— START OF Records —

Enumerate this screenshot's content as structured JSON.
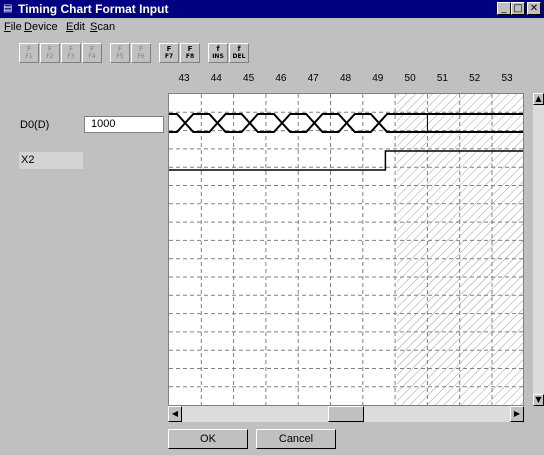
{
  "window": {
    "title": "Timing Chart Format Input",
    "icon": "app-icon",
    "controls": [
      "minimize-icon",
      "maximize-icon",
      "close-icon"
    ]
  },
  "menu": [
    {
      "label": "File",
      "key": "F",
      "rest": "ile"
    },
    {
      "label": "Device",
      "key": "D",
      "rest": "evice"
    },
    {
      "label": "Edit",
      "key": "E",
      "rest": "dit"
    },
    {
      "label": "Scan",
      "key": "S",
      "rest": "can"
    }
  ],
  "toolbar": [
    {
      "top": "F",
      "sub": "F1",
      "enabled": false
    },
    {
      "top": "F",
      "sub": "F2",
      "enabled": false
    },
    {
      "top": "F",
      "sub": "F3",
      "enabled": false
    },
    {
      "top": "F",
      "sub": "F4",
      "enabled": false
    },
    {
      "top": "F",
      "sub": "F5",
      "enabled": false
    },
    {
      "top": "F",
      "sub": "F6",
      "enabled": false
    },
    {
      "top": "F",
      "sub": "F7",
      "enabled": true
    },
    {
      "top": "F",
      "sub": "F8",
      "enabled": true
    },
    {
      "top": "f",
      "sub": "INS",
      "enabled": true
    },
    {
      "top": "f",
      "sub": "DEL",
      "enabled": true
    }
  ],
  "ruler": [
    "43",
    "44",
    "45",
    "46",
    "47",
    "48",
    "49",
    "50",
    "51",
    "52",
    "53"
  ],
  "devices": [
    {
      "name": "D0(D)",
      "value": "1000"
    },
    {
      "name": "X2",
      "value": ""
    }
  ],
  "buttons": {
    "ok": "OK",
    "cancel": "Cancel"
  },
  "scrollbar": {
    "horizontal_position": 0.5,
    "vertical_position": 0.0
  },
  "colors": {
    "titlebar": "#000080",
    "face": "#c0c0c0",
    "chart_bg": "#ffffff"
  }
}
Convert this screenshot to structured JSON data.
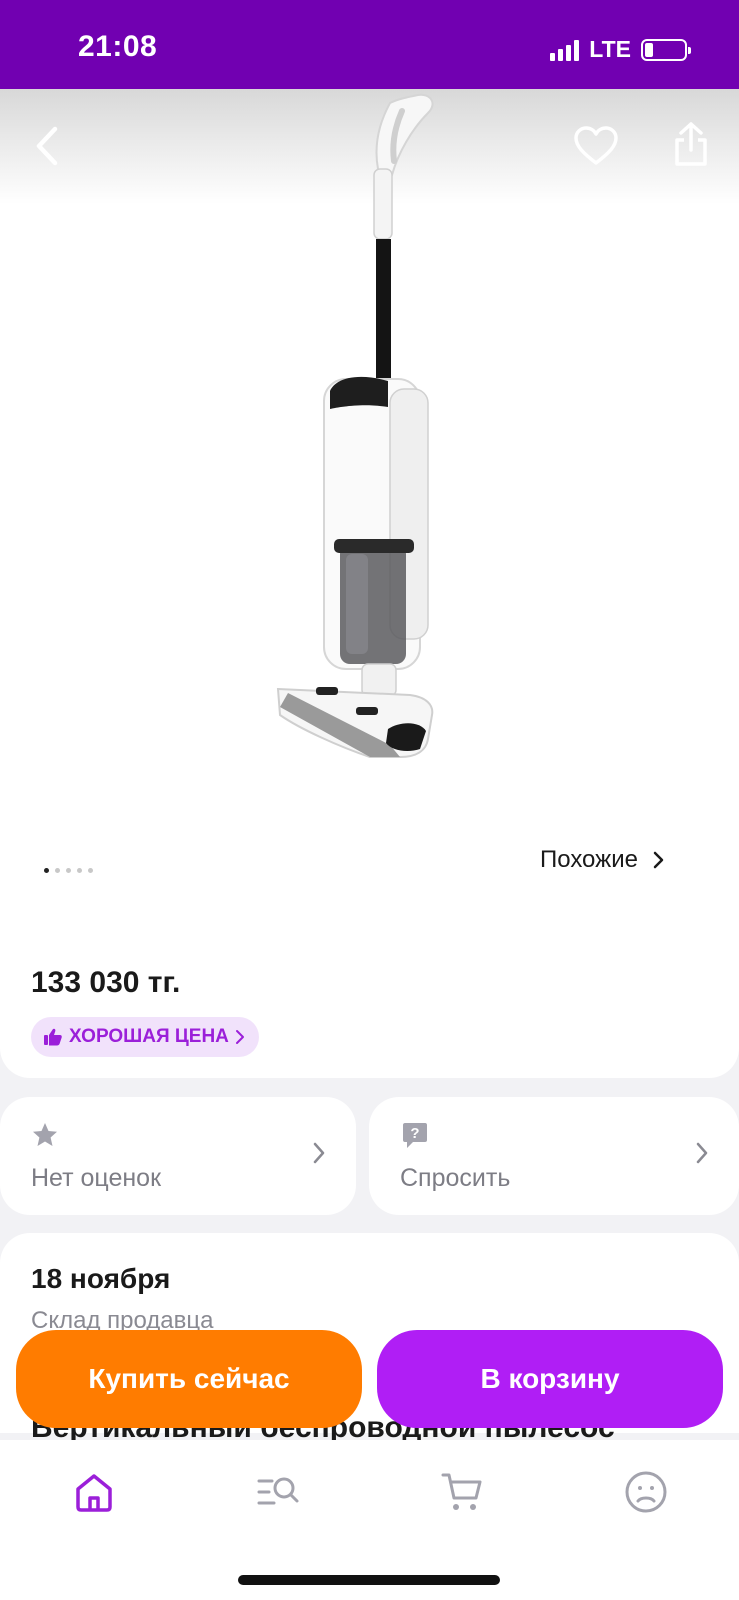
{
  "status_bar": {
    "time": "21:08",
    "network": "LTE",
    "battery_level": 0.2
  },
  "gallery": {
    "image_count": 5,
    "active_index": 0,
    "similar_label": "Похожие"
  },
  "price": {
    "value": "133 030 тг.",
    "badge": "ХОРОШАЯ ЦЕНА"
  },
  "rating": {
    "label": "Нет оценок"
  },
  "question": {
    "label": "Спросить"
  },
  "delivery": {
    "date": "18 ноября",
    "source": "Склад продавца"
  },
  "product": {
    "title": "Вертикальный беспроводной пылесос"
  },
  "actions": {
    "buy_now": "Купить сейчас",
    "add_to_cart": "В корзину"
  },
  "colors": {
    "brand_purple": "#7100b1",
    "accent_orange": "#ff7c00",
    "accent_violet": "#b01ef5"
  },
  "tab_bar": {
    "items": [
      "home-icon",
      "catalog-search-icon",
      "cart-icon",
      "profile-icon"
    ],
    "active": "home"
  }
}
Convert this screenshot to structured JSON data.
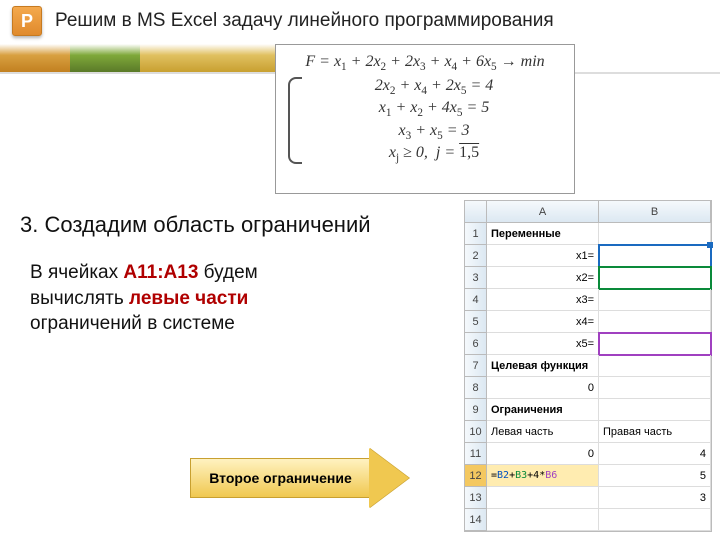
{
  "logo_letter": "P",
  "title": "Решим в MS Excel задачу линейного программирования",
  "math": {
    "objective": "F = x₁ + 2x₂ + 2x₃ + x₄ + 6x₅ → min",
    "c1": "2x₂ + x₄ + 2x₅ = 4",
    "c2": "x₁ + x₂ + 4x₅ = 5",
    "c3": "x₃ + x₅ = 3",
    "c4_pre": "xⱼ ≥ 0,  j = ",
    "c4_range": "1,5"
  },
  "section": "3. Создадим область ограничений",
  "body": {
    "l1a": "В ячейках ",
    "l1b": "А11:А13",
    "l1c": " будем",
    "l2a": "вычислять ",
    "l2b": "левые части",
    "l3": "ограничений в системе"
  },
  "arrow_label": "Второе ограничение",
  "excel": {
    "cols": [
      "A",
      "B"
    ],
    "rows": [
      {
        "n": "1",
        "a": "Переменные",
        "b": "",
        "abold": true
      },
      {
        "n": "2",
        "a": "x1=",
        "b": ""
      },
      {
        "n": "3",
        "a": "x2=",
        "b": ""
      },
      {
        "n": "4",
        "a": "x3=",
        "b": ""
      },
      {
        "n": "5",
        "a": "x4=",
        "b": ""
      },
      {
        "n": "6",
        "a": "x5=",
        "b": ""
      },
      {
        "n": "7",
        "a": "Целевая функция",
        "b": "",
        "abold": true
      },
      {
        "n": "8",
        "a": "0",
        "b": ""
      },
      {
        "n": "9",
        "a": "Ограничения",
        "b": "",
        "abold": true
      },
      {
        "n": "10",
        "a": "Левая часть",
        "b": "Правая часть"
      },
      {
        "n": "11",
        "a": "0",
        "b": "4"
      },
      {
        "n": "12",
        "a": "=B2+B3+4*B6",
        "b": "5",
        "formula": true
      },
      {
        "n": "13",
        "a": "",
        "b": "3"
      },
      {
        "n": "14",
        "a": "",
        "b": ""
      }
    ]
  }
}
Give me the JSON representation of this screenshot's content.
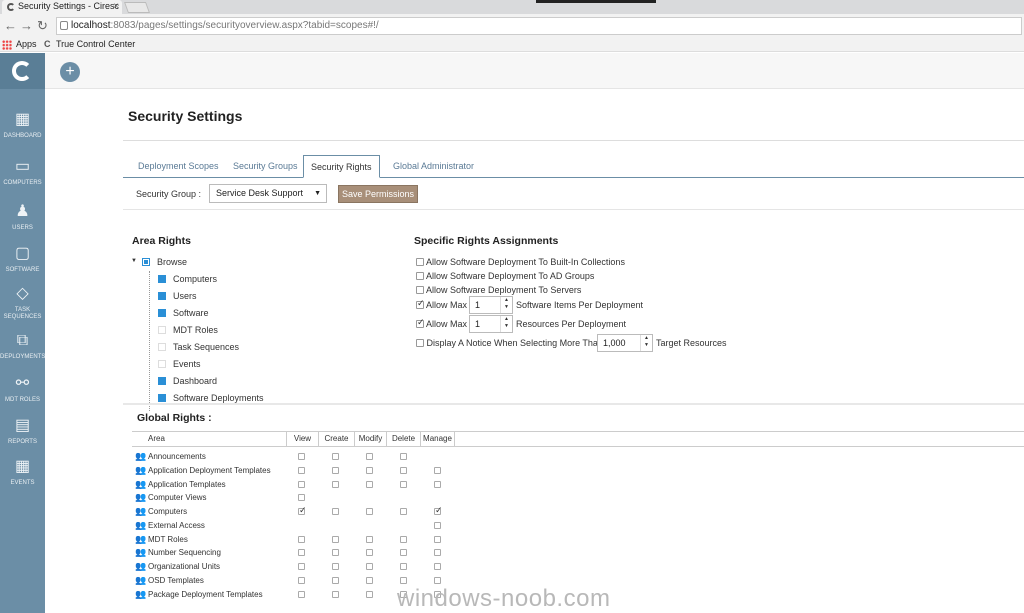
{
  "browser": {
    "tab_title": "Security Settings - Ciresc",
    "url_host": "localhost",
    "url_rest": ":8083/pages/settings/securityoverview.aspx?tabid=scopes#!/",
    "bookmarks": [
      "Apps",
      "True Control Center"
    ]
  },
  "sidebar": {
    "items": [
      {
        "label": "DASHBOARD",
        "icon": "dashboard-icon"
      },
      {
        "label": "COMPUTERS",
        "icon": "monitor-icon"
      },
      {
        "label": "USERS",
        "icon": "users-icon"
      },
      {
        "label": "SOFTWARE",
        "icon": "software-icon"
      },
      {
        "label": "TASK SEQUENCES",
        "icon": "layers-icon"
      },
      {
        "label": "DEPLOYMENTS",
        "icon": "deploy-icon"
      },
      {
        "label": "MDT ROLES",
        "icon": "share-icon"
      },
      {
        "label": "REPORTS",
        "icon": "reports-icon"
      },
      {
        "label": "EVENTS",
        "icon": "calendar-icon"
      }
    ]
  },
  "page": {
    "title": "Security Settings",
    "tabs": [
      "Deployment Scopes",
      "Security Groups",
      "Security Rights",
      "Global Administrator"
    ],
    "active_tab": "Security Rights",
    "security_group_label": "Security Group :",
    "security_group_value": "Service Desk Support",
    "save_label": "Save Permissions"
  },
  "area_rights": {
    "heading": "Area Rights",
    "root": "Browse",
    "items": [
      {
        "label": "Computers",
        "checked": true
      },
      {
        "label": "Users",
        "checked": true
      },
      {
        "label": "Software",
        "checked": true
      },
      {
        "label": "MDT Roles",
        "checked": false
      },
      {
        "label": "Task Sequences",
        "checked": false
      },
      {
        "label": "Events",
        "checked": false
      },
      {
        "label": "Dashboard",
        "checked": true
      },
      {
        "label": "Software Deployments",
        "checked": true
      }
    ]
  },
  "specific_rights": {
    "heading": "Specific Rights Assignments",
    "row1": "Allow Software Deployment To Built-In Collections",
    "row2": "Allow Software Deployment To AD Groups",
    "row3": "Allow Software Deployment To Servers",
    "row4_pre": "Allow Max",
    "row4_value": "1",
    "row4_post": "Software Items Per Deployment",
    "row5_pre": "Allow Max",
    "row5_value": "1",
    "row5_post": "Resources Per Deployment",
    "row6_pre": "Display A Notice When Selecting More Than",
    "row6_value": "1,000",
    "row6_post": "Target Resources",
    "checked": [
      false,
      false,
      false,
      true,
      true,
      false
    ]
  },
  "global_rights": {
    "heading": "Global Rights :",
    "columns": [
      "Area",
      "View",
      "Create",
      "Modify",
      "Delete",
      "Manage"
    ],
    "rows": [
      {
        "name": "Announcements",
        "cells": [
          0,
          0,
          0,
          0,
          null
        ]
      },
      {
        "name": "Application Deployment Templates",
        "cells": [
          0,
          0,
          0,
          0,
          0
        ]
      },
      {
        "name": "Application Templates",
        "cells": [
          0,
          0,
          0,
          0,
          0
        ]
      },
      {
        "name": "Computer Views",
        "cells": [
          0,
          null,
          null,
          null,
          null
        ]
      },
      {
        "name": "Computers",
        "cells": [
          1,
          0,
          0,
          0,
          1
        ]
      },
      {
        "name": "External Access",
        "cells": [
          null,
          null,
          null,
          null,
          0
        ]
      },
      {
        "name": "MDT Roles",
        "cells": [
          0,
          0,
          0,
          0,
          0
        ]
      },
      {
        "name": "Number Sequencing",
        "cells": [
          0,
          0,
          0,
          0,
          0
        ]
      },
      {
        "name": "Organizational Units",
        "cells": [
          0,
          0,
          0,
          0,
          0
        ]
      },
      {
        "name": "OSD Templates",
        "cells": [
          0,
          0,
          0,
          0,
          0
        ]
      },
      {
        "name": "Package Deployment Templates",
        "cells": [
          0,
          0,
          0,
          0,
          0
        ]
      }
    ]
  },
  "watermark": "windows-noob.com"
}
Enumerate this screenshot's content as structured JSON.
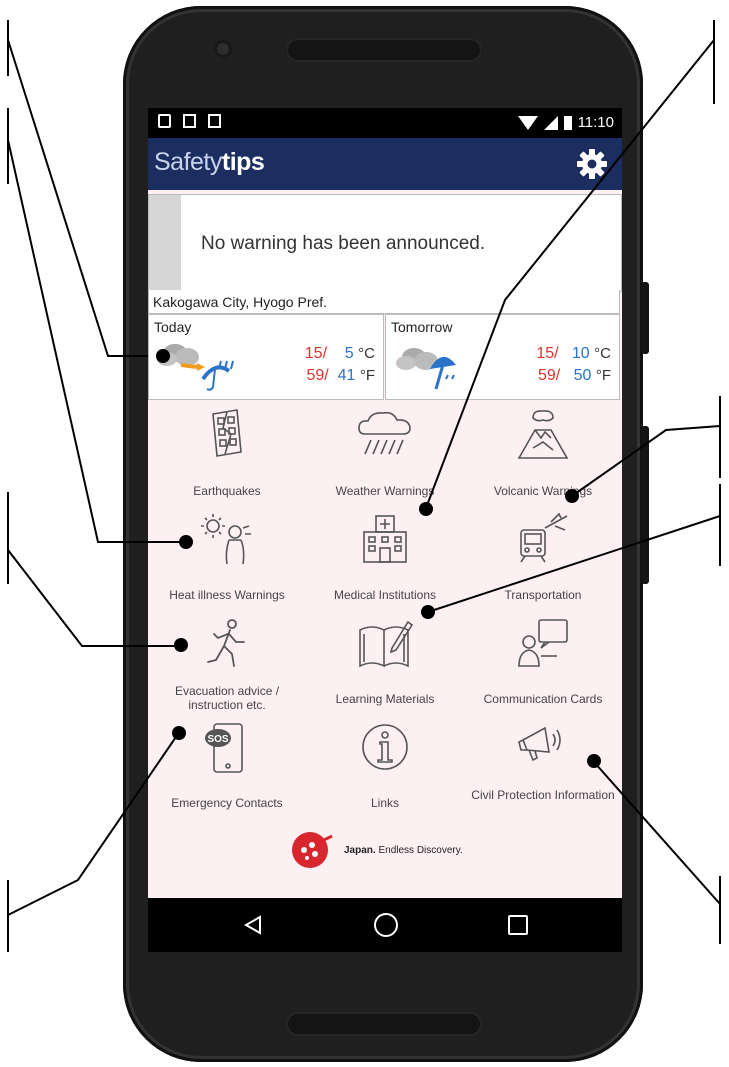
{
  "status_bar": {
    "time": "11:10"
  },
  "app": {
    "title_light": "Safety",
    "title_bold": "tips"
  },
  "warning": {
    "message": "No warning has been announced."
  },
  "location": "Kakogawa City, Hyogo Pref.",
  "forecast": {
    "today": {
      "label": "Today",
      "high_c": "15",
      "low_c": "5",
      "high_f": "59",
      "low_f": "41",
      "icon": "cloud-sun-rain-icon"
    },
    "tomorrow": {
      "label": "Tomorrow",
      "high_c": "15",
      "low_c": "10",
      "high_f": "59",
      "low_f": "50",
      "icon": "cloud-umbrella-icon"
    },
    "unit_c": "°C",
    "unit_f": "°F",
    "sep": "/"
  },
  "menu": [
    {
      "label": "Earthquakes",
      "icon": "earthquake-building-icon"
    },
    {
      "label": "Weather Warnings",
      "icon": "rain-cloud-icon"
    },
    {
      "label": "Volcanic Warnings",
      "icon": "volcano-icon"
    },
    {
      "label": "Heat illness Warnings",
      "icon": "heat-illness-icon"
    },
    {
      "label": "Medical Institutions",
      "icon": "hospital-icon"
    },
    {
      "label": "Transportation",
      "icon": "train-plane-icon"
    },
    {
      "label": "Evacuation advice / instruction etc.",
      "icon": "running-person-icon"
    },
    {
      "label": "Learning Materials",
      "icon": "book-pen-icon"
    },
    {
      "label": "Communication Cards",
      "icon": "speech-card-icon"
    },
    {
      "label": "Emergency Contacts",
      "icon": "sos-phone-icon"
    },
    {
      "label": "Links",
      "icon": "info-icon"
    },
    {
      "label": "Civil Protection Information",
      "icon": "megaphone-icon"
    }
  ],
  "brand": {
    "name": "Japan.",
    "tagline": "Endless Discovery."
  },
  "colors": {
    "appbar": "#1b2e5f",
    "background": "#fdf0f3",
    "temp_high": "#e0312d",
    "temp_low": "#2b72c9"
  }
}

— END OF Records —

▸ Problem
Copy out every line of the listing that includes the string "cloud".

▸ Answer to the problem
      "icon": "cloud-sun-rain-icon"
      "icon": "cloud-umbrella-icon"
      "icon": "rain-cloud-icon"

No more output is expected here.